__INFORMATION SUPPLIED__.
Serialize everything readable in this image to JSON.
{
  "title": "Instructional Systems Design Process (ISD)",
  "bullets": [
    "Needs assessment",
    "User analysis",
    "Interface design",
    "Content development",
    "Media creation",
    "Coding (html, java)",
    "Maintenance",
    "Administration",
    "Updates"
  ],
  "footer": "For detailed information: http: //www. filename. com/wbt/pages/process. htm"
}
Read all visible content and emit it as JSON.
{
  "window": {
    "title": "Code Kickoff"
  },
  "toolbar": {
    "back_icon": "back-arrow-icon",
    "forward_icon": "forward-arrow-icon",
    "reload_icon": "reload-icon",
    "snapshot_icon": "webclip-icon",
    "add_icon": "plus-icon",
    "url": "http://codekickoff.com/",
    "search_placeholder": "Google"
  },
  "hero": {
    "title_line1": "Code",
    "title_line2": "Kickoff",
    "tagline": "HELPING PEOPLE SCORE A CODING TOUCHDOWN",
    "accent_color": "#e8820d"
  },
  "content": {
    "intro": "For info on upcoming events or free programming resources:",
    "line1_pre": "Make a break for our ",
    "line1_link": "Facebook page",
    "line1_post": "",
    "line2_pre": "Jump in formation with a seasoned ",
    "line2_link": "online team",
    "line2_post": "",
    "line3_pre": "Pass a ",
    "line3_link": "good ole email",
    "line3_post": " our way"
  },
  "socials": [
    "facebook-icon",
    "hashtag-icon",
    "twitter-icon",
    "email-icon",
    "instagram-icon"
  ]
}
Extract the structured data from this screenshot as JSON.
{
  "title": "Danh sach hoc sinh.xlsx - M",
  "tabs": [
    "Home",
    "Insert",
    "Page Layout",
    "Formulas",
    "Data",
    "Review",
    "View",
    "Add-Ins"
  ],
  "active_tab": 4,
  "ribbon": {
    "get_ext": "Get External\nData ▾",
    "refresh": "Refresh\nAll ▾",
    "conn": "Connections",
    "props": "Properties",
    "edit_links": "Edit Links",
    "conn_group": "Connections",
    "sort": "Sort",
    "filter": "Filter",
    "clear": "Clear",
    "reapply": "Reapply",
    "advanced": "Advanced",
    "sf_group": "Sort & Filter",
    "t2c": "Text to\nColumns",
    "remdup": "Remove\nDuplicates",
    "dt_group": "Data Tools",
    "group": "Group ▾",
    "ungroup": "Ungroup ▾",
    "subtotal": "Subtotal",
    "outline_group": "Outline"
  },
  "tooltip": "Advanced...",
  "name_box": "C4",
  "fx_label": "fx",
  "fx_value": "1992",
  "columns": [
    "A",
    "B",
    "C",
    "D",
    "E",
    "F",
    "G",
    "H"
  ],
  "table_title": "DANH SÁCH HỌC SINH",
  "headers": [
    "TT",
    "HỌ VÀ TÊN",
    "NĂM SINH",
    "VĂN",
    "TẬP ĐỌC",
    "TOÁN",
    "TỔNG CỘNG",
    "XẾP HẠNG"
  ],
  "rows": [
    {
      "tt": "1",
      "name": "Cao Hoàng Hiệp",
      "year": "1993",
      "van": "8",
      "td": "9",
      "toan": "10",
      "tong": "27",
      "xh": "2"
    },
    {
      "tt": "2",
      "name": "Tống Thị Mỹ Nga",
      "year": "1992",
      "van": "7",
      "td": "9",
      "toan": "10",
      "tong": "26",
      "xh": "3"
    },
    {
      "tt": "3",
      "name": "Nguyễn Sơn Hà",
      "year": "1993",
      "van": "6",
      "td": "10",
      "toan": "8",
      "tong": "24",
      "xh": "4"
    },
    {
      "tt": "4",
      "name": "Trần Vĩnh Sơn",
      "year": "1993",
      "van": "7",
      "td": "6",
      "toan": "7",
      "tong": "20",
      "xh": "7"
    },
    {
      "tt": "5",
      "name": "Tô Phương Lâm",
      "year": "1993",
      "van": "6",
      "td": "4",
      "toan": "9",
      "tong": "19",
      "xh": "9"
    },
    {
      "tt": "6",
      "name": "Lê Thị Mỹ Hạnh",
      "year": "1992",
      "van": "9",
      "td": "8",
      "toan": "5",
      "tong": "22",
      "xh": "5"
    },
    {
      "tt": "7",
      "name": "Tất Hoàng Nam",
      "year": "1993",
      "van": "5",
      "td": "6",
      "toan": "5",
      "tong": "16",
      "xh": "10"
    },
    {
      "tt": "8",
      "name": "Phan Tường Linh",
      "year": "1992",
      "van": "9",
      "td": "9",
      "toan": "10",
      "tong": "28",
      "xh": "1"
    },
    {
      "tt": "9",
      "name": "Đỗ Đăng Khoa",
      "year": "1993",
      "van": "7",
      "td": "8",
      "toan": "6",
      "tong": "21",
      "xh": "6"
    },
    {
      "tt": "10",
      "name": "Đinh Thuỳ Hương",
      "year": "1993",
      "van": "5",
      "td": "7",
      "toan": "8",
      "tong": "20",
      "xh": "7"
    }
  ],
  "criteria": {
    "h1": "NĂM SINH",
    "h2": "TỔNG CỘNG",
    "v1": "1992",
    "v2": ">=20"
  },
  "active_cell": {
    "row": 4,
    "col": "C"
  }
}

__DIRECTIONS__. Retype every entry word for word.

__TASK OUTPUT__.
Serialize everything readable in this image to JSON.
{
  "title": "Instructional Systems Design Process (ISD)",
  "bullets": [
    "Needs assessment",
    "User analysis",
    "Interface design",
    "Content development",
    "Media creation",
    "Coding (html, java)",
    "Maintenance",
    "Administration",
    "Updates"
  ],
  "footer": "For detailed information: http: //www. filename. com/wbt/pages/process. htm"
}
Read all visible content and emit it as JSON.
{
  "window": {
    "title": "Code Kickoff"
  },
  "toolbar": {
    "back_icon": "back-arrow-icon",
    "forward_icon": "forward-arrow-icon",
    "reload_icon": "reload-icon",
    "snapshot_icon": "webclip-icon",
    "add_icon": "plus-icon",
    "url": "http://codekickoff.com/",
    "search_placeholder": "Google"
  },
  "hero": {
    "title_line1": "Code",
    "title_line2": "Kickoff",
    "tagline": "HELPING PEOPLE SCORE A CODING TOUCHDOWN",
    "accent_color": "#e8820d"
  },
  "content": {
    "intro": "For info on upcoming events or free programming resources:",
    "line1_pre": "Make a break for our ",
    "line1_link": "Facebook page",
    "line1_post": "",
    "line2_pre": "Jump in formation with a seasoned ",
    "line2_link": "online team",
    "line2_post": "",
    "line3_pre": "Pass a ",
    "line3_link": "good ole email",
    "line3_post": " our way"
  },
  "socials": [
    "facebook-icon",
    "hashtag-icon",
    "twitter-icon",
    "email-icon",
    "instagram-icon"
  ]
}
Extract the structured data from this screenshot as JSON.
{
  "title": "Danh sach hoc sinh.xlsx - M",
  "tabs": [
    "Home",
    "Insert",
    "Page Layout",
    "Formulas",
    "Data",
    "Review",
    "View",
    "Add-Ins"
  ],
  "active_tab": 4,
  "ribbon": {
    "get_ext": "Get External\nData ▾",
    "refresh": "Refresh\nAll ▾",
    "conn": "Connections",
    "props": "Properties",
    "edit_links": "Edit Links",
    "conn_group": "Connections",
    "sort": "Sort",
    "filter": "Filter",
    "clear": "Clear",
    "reapply": "Reapply",
    "advanced": "Advanced",
    "sf_group": "Sort & Filter",
    "t2c": "Text to\nColumns",
    "remdup": "Remove\nDuplicates",
    "dt_group": "Data Tools",
    "group": "Group ▾",
    "ungroup": "Ungroup ▾",
    "subtotal": "Subtotal",
    "outline_group": "Outline"
  },
  "tooltip": "Advanced...",
  "name_box": "C4",
  "fx_label": "fx",
  "fx_value": "1992",
  "columns": [
    "A",
    "B",
    "C",
    "D",
    "E",
    "F",
    "G",
    "H"
  ],
  "table_title": "DANH SÁCH HỌC SINH",
  "headers": [
    "TT",
    "HỌ VÀ TÊN",
    "NĂM SINH",
    "VĂN",
    "TẬP ĐỌC",
    "TOÁN",
    "TỔNG CỘNG",
    "XẾP HẠNG"
  ],
  "rows": [
    {
      "tt": "1",
      "name": "Cao Hoàng Hiệp",
      "year": "1993",
      "van": "8",
      "td": "9",
      "toan": "10",
      "tong": "27",
      "xh": "2"
    },
    {
      "tt": "2",
      "name": "Tống Thị Mỹ Nga",
      "year": "1992",
      "van": "7",
      "td": "9",
      "toan": "10",
      "tong": "26",
      "xh": "3"
    },
    {
      "tt": "3",
      "name": "Nguyễn Sơn Hà",
      "year": "1993",
      "van": "6",
      "td": "10",
      "toan": "8",
      "tong": "24",
      "xh": "4"
    },
    {
      "tt": "4",
      "name": "Trần Vĩnh Sơn",
      "year": "1993",
      "van": "7",
      "td": "6",
      "toan": "7",
      "tong": "20",
      "xh": "7"
    },
    {
      "tt": "5",
      "name": "Tô Phương Lâm",
      "year": "1993",
      "van": "6",
      "td": "4",
      "toan": "9",
      "tong": "19",
      "xh": "9"
    },
    {
      "tt": "6",
      "name": "Lê Thị Mỹ Hạnh",
      "year": "1992",
      "van": "9",
      "td": "8",
      "toan": "5",
      "tong": "22",
      "xh": "5"
    },
    {
      "tt": "7",
      "name": "Tất Hoàng Nam",
      "year": "1993",
      "van": "5",
      "td": "6",
      "toan": "5",
      "tong": "16",
      "xh": "10"
    },
    {
      "tt": "8",
      "name": "Phan Tường Linh",
      "year": "1992",
      "van": "9",
      "td": "9",
      "toan": "10",
      "tong": "28",
      "xh": "1"
    },
    {
      "tt": "9",
      "name": "Đỗ Đăng Khoa",
      "year": "1993",
      "van": "7",
      "td": "8",
      "toan": "6",
      "tong": "21",
      "xh": "6"
    },
    {
      "tt": "10",
      "name": "Đinh Thuỳ Hương",
      "year": "1993",
      "van": "5",
      "td": "7",
      "toan": "8",
      "tong": "20",
      "xh": "7"
    }
  ],
  "criteria": {
    "h1": "NĂM SINH",
    "h2": "TỔNG CỘNG",
    "v1": "1992",
    "v2": ">=20"
  },
  "active_cell": {
    "row": 4,
    "col": "C"
  }
}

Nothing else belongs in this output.